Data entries
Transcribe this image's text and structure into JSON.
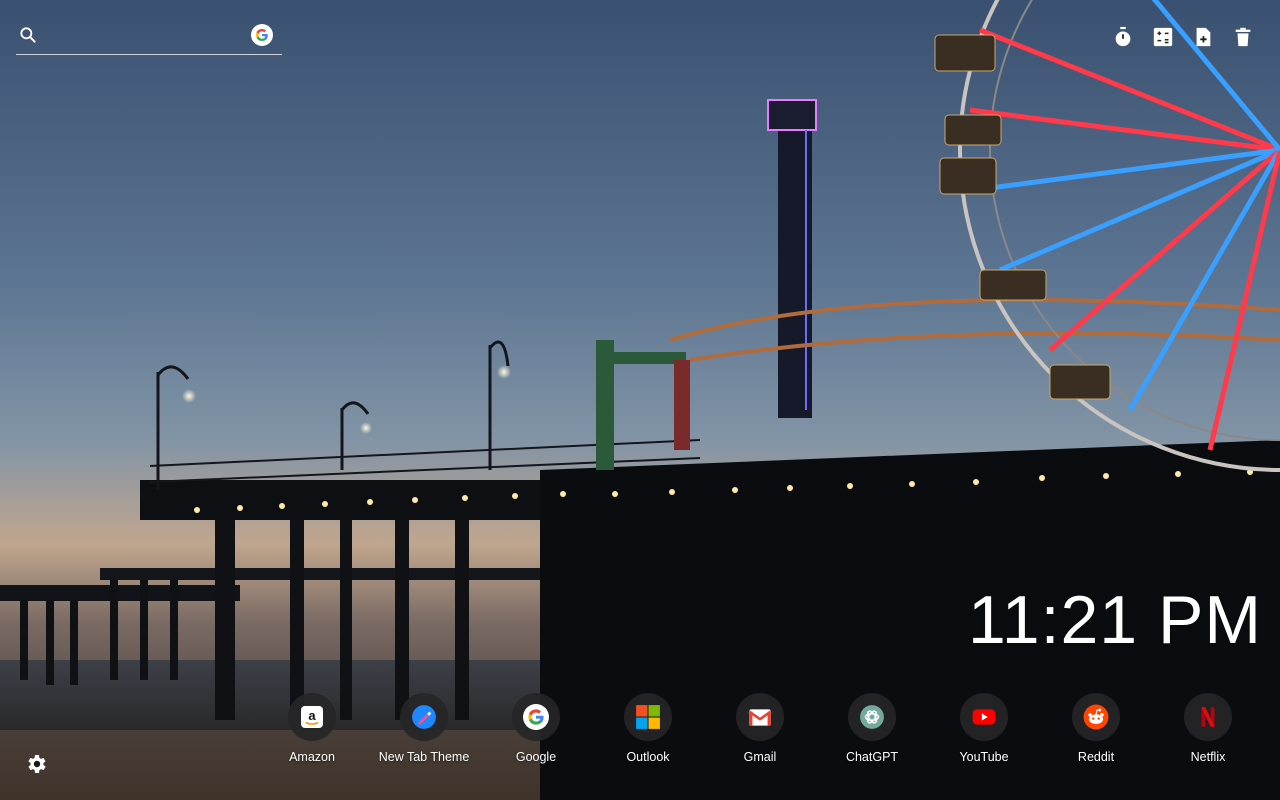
{
  "search": {
    "placeholder": "",
    "value": "",
    "engine_icon": "google-g-icon"
  },
  "tools": [
    {
      "name": "timer-icon"
    },
    {
      "name": "calculator-icon"
    },
    {
      "name": "new-note-icon"
    },
    {
      "name": "trash-icon"
    }
  ],
  "clock": {
    "time": "11:21 PM"
  },
  "shortcuts": [
    {
      "label": "Amazon",
      "icon": "amazon-icon"
    },
    {
      "label": "New Tab Theme",
      "icon": "new-tab-theme-icon"
    },
    {
      "label": "Google",
      "icon": "google-icon"
    },
    {
      "label": "Outlook",
      "icon": "outlook-icon"
    },
    {
      "label": "Gmail",
      "icon": "gmail-icon"
    },
    {
      "label": "ChatGPT",
      "icon": "chatgpt-icon"
    },
    {
      "label": "YouTube",
      "icon": "youtube-icon"
    },
    {
      "label": "Reddit",
      "icon": "reddit-icon"
    },
    {
      "label": "Netflix",
      "icon": "netflix-icon"
    }
  ],
  "settings": {
    "icon": "gear-icon"
  },
  "colors": {
    "sky_top": "#3c5272",
    "sky_horizon": "#c6aa90",
    "ferris_red": "#ff3a4a",
    "ferris_blue": "#3aa0ff",
    "light_glow": "#ffe9a8"
  }
}
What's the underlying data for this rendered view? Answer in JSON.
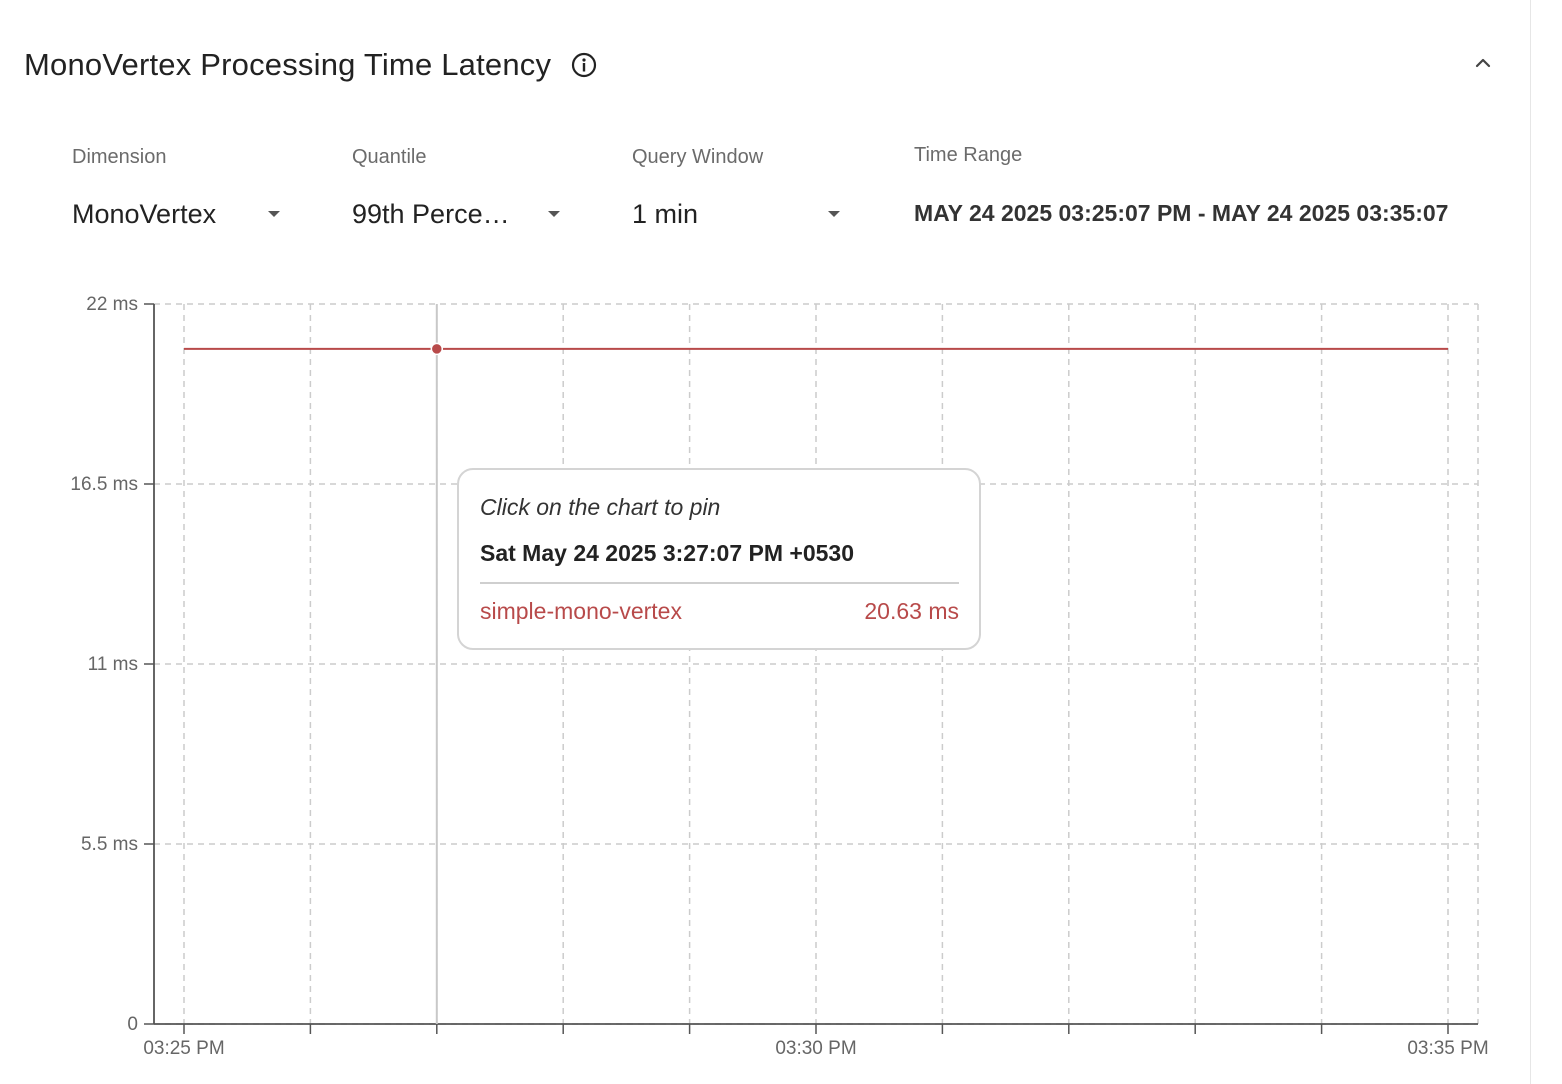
{
  "panel": {
    "title": "MonoVertex Processing Time Latency",
    "info_icon": "info-circle-icon",
    "collapse_icon": "chevron-up-icon"
  },
  "filters": {
    "dimension": {
      "label": "Dimension",
      "value": "MonoVertex"
    },
    "quantile": {
      "label": "Quantile",
      "value": "99th Perce…"
    },
    "query_window": {
      "label": "Query Window",
      "value": "1 min"
    },
    "time_range": {
      "label": "Time Range",
      "value": "MAY 24 2025 03:25:07 PM - MAY 24 2025 03:35:07"
    }
  },
  "tooltip": {
    "hint": "Click on the chart to pin",
    "date": "Sat May 24 2025 3:27:07 PM +0530",
    "series_name": "simple-mono-vertex",
    "series_value": "20.63 ms"
  },
  "colors": {
    "series": "#b84a4a",
    "grid": "#cccccc",
    "axis": "#555555"
  },
  "chart_data": {
    "type": "line",
    "title": "",
    "xlabel": "",
    "ylabel": "",
    "x_ticks": [
      "03:25 PM",
      "03:30 PM",
      "03:35 PM"
    ],
    "y_ticks": [
      "0",
      "5.5 ms",
      "11 ms",
      "16.5 ms",
      "22 ms"
    ],
    "ylim": [
      0,
      22
    ],
    "xlim": [
      "03:25 PM",
      "03:35 PM"
    ],
    "grid": true,
    "series": [
      {
        "name": "simple-mono-vertex",
        "x": [
          "03:25 PM",
          "03:35 PM"
        ],
        "values": [
          20.63,
          20.63
        ]
      }
    ],
    "hover": {
      "x": "03:27 PM",
      "value": 20.63
    }
  }
}
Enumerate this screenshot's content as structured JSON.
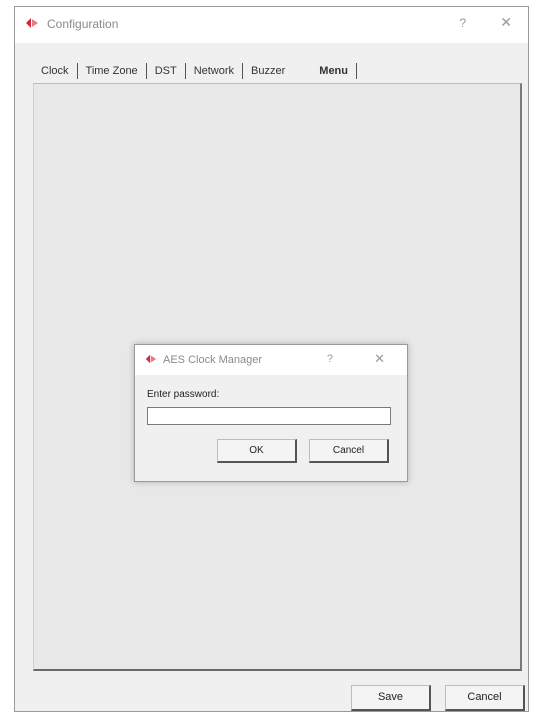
{
  "window": {
    "title": "Configuration",
    "help_glyph": "?",
    "close_glyph": "✕"
  },
  "tabs": [
    {
      "label": "Clock",
      "active": false
    },
    {
      "label": "Time Zone",
      "active": false
    },
    {
      "label": "DST",
      "active": false
    },
    {
      "label": "Network",
      "active": false
    },
    {
      "label": "Buzzer",
      "active": false
    },
    {
      "label": "Menu",
      "active": true
    }
  ],
  "footer": {
    "save_label": "Save",
    "cancel_label": "Cancel"
  },
  "dialog": {
    "title": "AES Clock Manager",
    "help_glyph": "?",
    "close_glyph": "✕",
    "prompt": "Enter password:",
    "password_value": "",
    "ok_label": "OK",
    "cancel_label": "Cancel"
  },
  "icons": {
    "app": "aes-logo-icon",
    "dialog": "aes-logo-icon"
  },
  "colors": {
    "logo_red": "#d1283a",
    "window_bg": "#f0f0f0",
    "panel_bg": "#e8e8e8"
  }
}
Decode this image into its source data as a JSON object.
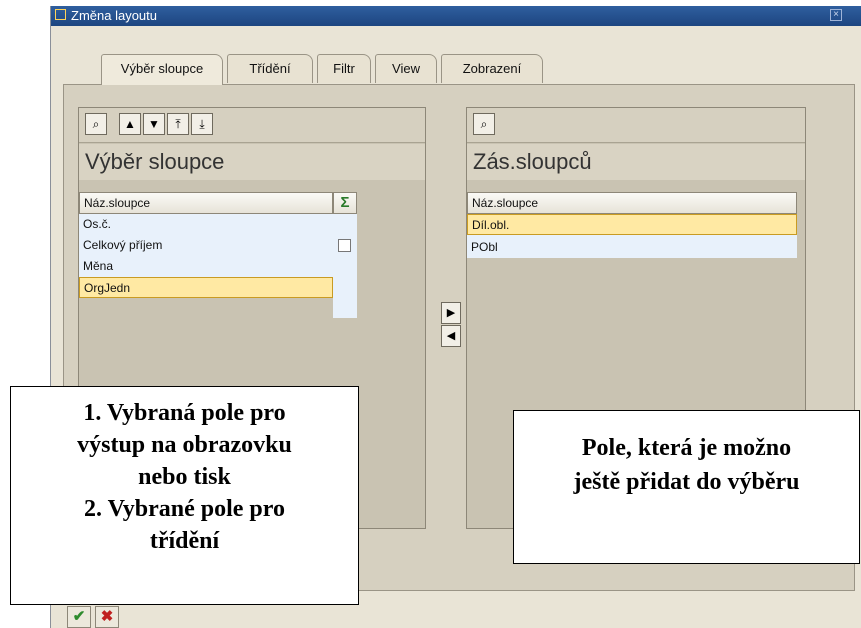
{
  "window": {
    "title": "Změna layoutu"
  },
  "tabs": [
    {
      "label": "Výběr sloupce"
    },
    {
      "label": "Třídění"
    },
    {
      "label": "Filtr"
    },
    {
      "label": "View"
    },
    {
      "label": "Zobrazení"
    }
  ],
  "left_panel": {
    "title": "Výběr sloupce",
    "column_header": "Náz.sloupce",
    "sum_icon": "Σ",
    "rows": [
      {
        "label": "Os.č."
      },
      {
        "label": "Celkový příjem"
      },
      {
        "label": "Měna"
      },
      {
        "label": "OrgJedn"
      }
    ]
  },
  "right_panel": {
    "title": "Zás.sloupců",
    "column_header": "Náz.sloupce",
    "rows": [
      {
        "label": "Díl.obl."
      },
      {
        "label": "PObl"
      }
    ]
  },
  "callouts": {
    "left": [
      "1. Vybraná pole pro",
      "výstup na obrazovku",
      "nebo tisk",
      "2. Vybrané pole pro",
      "třídění"
    ],
    "right": [
      "Pole, která je možno",
      "ještě přidat do výběru"
    ]
  },
  "colors": {
    "titlebar": "#1d4580",
    "selected_row": "#ffe9a3",
    "list_bg": "#e8f1fb"
  },
  "icons": [
    "find-icon",
    "move-up-icon",
    "move-down-icon",
    "move-top-icon",
    "move-bottom-icon",
    "arrow-right-icon",
    "arrow-left-icon",
    "confirm-icon",
    "cancel-icon"
  ]
}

- [PROMPT]: Transcribe the full listing character for character. Pictures are excluded.

- [THE ANSWER]:
Transcribe this image's text and structure into JSON.
{
  "search": {
    "placeholder": "",
    "value": "",
    "engine_icon": "google-g-icon"
  },
  "tools": [
    {
      "name": "timer-icon"
    },
    {
      "name": "calculator-icon"
    },
    {
      "name": "new-note-icon"
    },
    {
      "name": "trash-icon"
    }
  ],
  "clock": {
    "time": "11:21 PM"
  },
  "shortcuts": [
    {
      "label": "Amazon",
      "icon": "amazon-icon"
    },
    {
      "label": "New Tab Theme",
      "icon": "new-tab-theme-icon"
    },
    {
      "label": "Google",
      "icon": "google-icon"
    },
    {
      "label": "Outlook",
      "icon": "outlook-icon"
    },
    {
      "label": "Gmail",
      "icon": "gmail-icon"
    },
    {
      "label": "ChatGPT",
      "icon": "chatgpt-icon"
    },
    {
      "label": "YouTube",
      "icon": "youtube-icon"
    },
    {
      "label": "Reddit",
      "icon": "reddit-icon"
    },
    {
      "label": "Netflix",
      "icon": "netflix-icon"
    }
  ],
  "settings": {
    "icon": "gear-icon"
  },
  "colors": {
    "sky_top": "#3c5272",
    "sky_horizon": "#c6aa90",
    "ferris_red": "#ff3a4a",
    "ferris_blue": "#3aa0ff",
    "light_glow": "#ffe9a8"
  }
}
What's the underlying data for this rendered view? Answer in JSON.
{
  "panel": {
    "title": "MonoVertex Processing Time Latency",
    "info_icon": "info-circle-icon",
    "collapse_icon": "chevron-up-icon"
  },
  "filters": {
    "dimension": {
      "label": "Dimension",
      "value": "MonoVertex"
    },
    "quantile": {
      "label": "Quantile",
      "value": "99th Perce…"
    },
    "query_window": {
      "label": "Query Window",
      "value": "1 min"
    },
    "time_range": {
      "label": "Time Range",
      "value": "MAY 24 2025 03:25:07 PM - MAY 24 2025 03:35:07"
    }
  },
  "tooltip": {
    "hint": "Click on the chart to pin",
    "date": "Sat May 24 2025 3:27:07 PM +0530",
    "series_name": "simple-mono-vertex",
    "series_value": "20.63 ms"
  },
  "colors": {
    "series": "#b84a4a",
    "grid": "#cccccc",
    "axis": "#555555"
  },
  "chart_data": {
    "type": "line",
    "title": "",
    "xlabel": "",
    "ylabel": "",
    "x_ticks": [
      "03:25 PM",
      "03:30 PM",
      "03:35 PM"
    ],
    "y_ticks": [
      "0",
      "5.5 ms",
      "11 ms",
      "16.5 ms",
      "22 ms"
    ],
    "ylim": [
      0,
      22
    ],
    "xlim": [
      "03:25 PM",
      "03:35 PM"
    ],
    "grid": true,
    "series": [
      {
        "name": "simple-mono-vertex",
        "x": [
          "03:25 PM",
          "03:35 PM"
        ],
        "values": [
          20.63,
          20.63
        ]
      }
    ],
    "hover": {
      "x": "03:27 PM",
      "value": 20.63
    }
  }
}
Enumerate this screenshot's content as structured JSON.
{
  "window": {
    "title": "Configuration",
    "help_glyph": "?",
    "close_glyph": "✕"
  },
  "tabs": [
    {
      "label": "Clock",
      "active": false
    },
    {
      "label": "Time Zone",
      "active": false
    },
    {
      "label": "DST",
      "active": false
    },
    {
      "label": "Network",
      "active": false
    },
    {
      "label": "Buzzer",
      "active": false
    },
    {
      "label": "Menu",
      "active": true
    }
  ],
  "footer": {
    "save_label": "Save",
    "cancel_label": "Cancel"
  },
  "dialog": {
    "title": "AES Clock Manager",
    "help_glyph": "?",
    "close_glyph": "✕",
    "prompt": "Enter password:",
    "password_value": "",
    "ok_label": "OK",
    "cancel_label": "Cancel"
  },
  "icons": {
    "app": "aes-logo-icon",
    "dialog": "aes-logo-icon"
  },
  "colors": {
    "logo_red": "#d1283a",
    "window_bg": "#f0f0f0",
    "panel_bg": "#e8e8e8"
  }
}
Decode this image into its source data as a JSON object.
{
  "window": {
    "title": "Změna layoutu"
  },
  "tabs": [
    {
      "label": "Výběr sloupce"
    },
    {
      "label": "Třídění"
    },
    {
      "label": "Filtr"
    },
    {
      "label": "View"
    },
    {
      "label": "Zobrazení"
    }
  ],
  "left_panel": {
    "title": "Výběr sloupce",
    "column_header": "Náz.sloupce",
    "sum_icon": "Σ",
    "rows": [
      {
        "label": "Os.č."
      },
      {
        "label": "Celkový příjem"
      },
      {
        "label": "Měna"
      },
      {
        "label": "OrgJedn"
      }
    ]
  },
  "right_panel": {
    "title": "Zás.sloupců",
    "column_header": "Náz.sloupce",
    "rows": [
      {
        "label": "Díl.obl."
      },
      {
        "label": "PObl"
      }
    ]
  },
  "callouts": {
    "left": [
      "1. Vybraná pole pro",
      "výstup na obrazovku",
      "nebo tisk",
      "2. Vybrané pole pro",
      "třídění"
    ],
    "right": [
      "Pole, která je možno",
      "ještě přidat do výběru"
    ]
  },
  "colors": {
    "titlebar": "#1d4580",
    "selected_row": "#ffe9a3",
    "list_bg": "#e8f1fb"
  },
  "icons": [
    "find-icon",
    "move-up-icon",
    "move-down-icon",
    "move-top-icon",
    "move-bottom-icon",
    "arrow-right-icon",
    "arrow-left-icon",
    "confirm-icon",
    "cancel-icon"
  ]
}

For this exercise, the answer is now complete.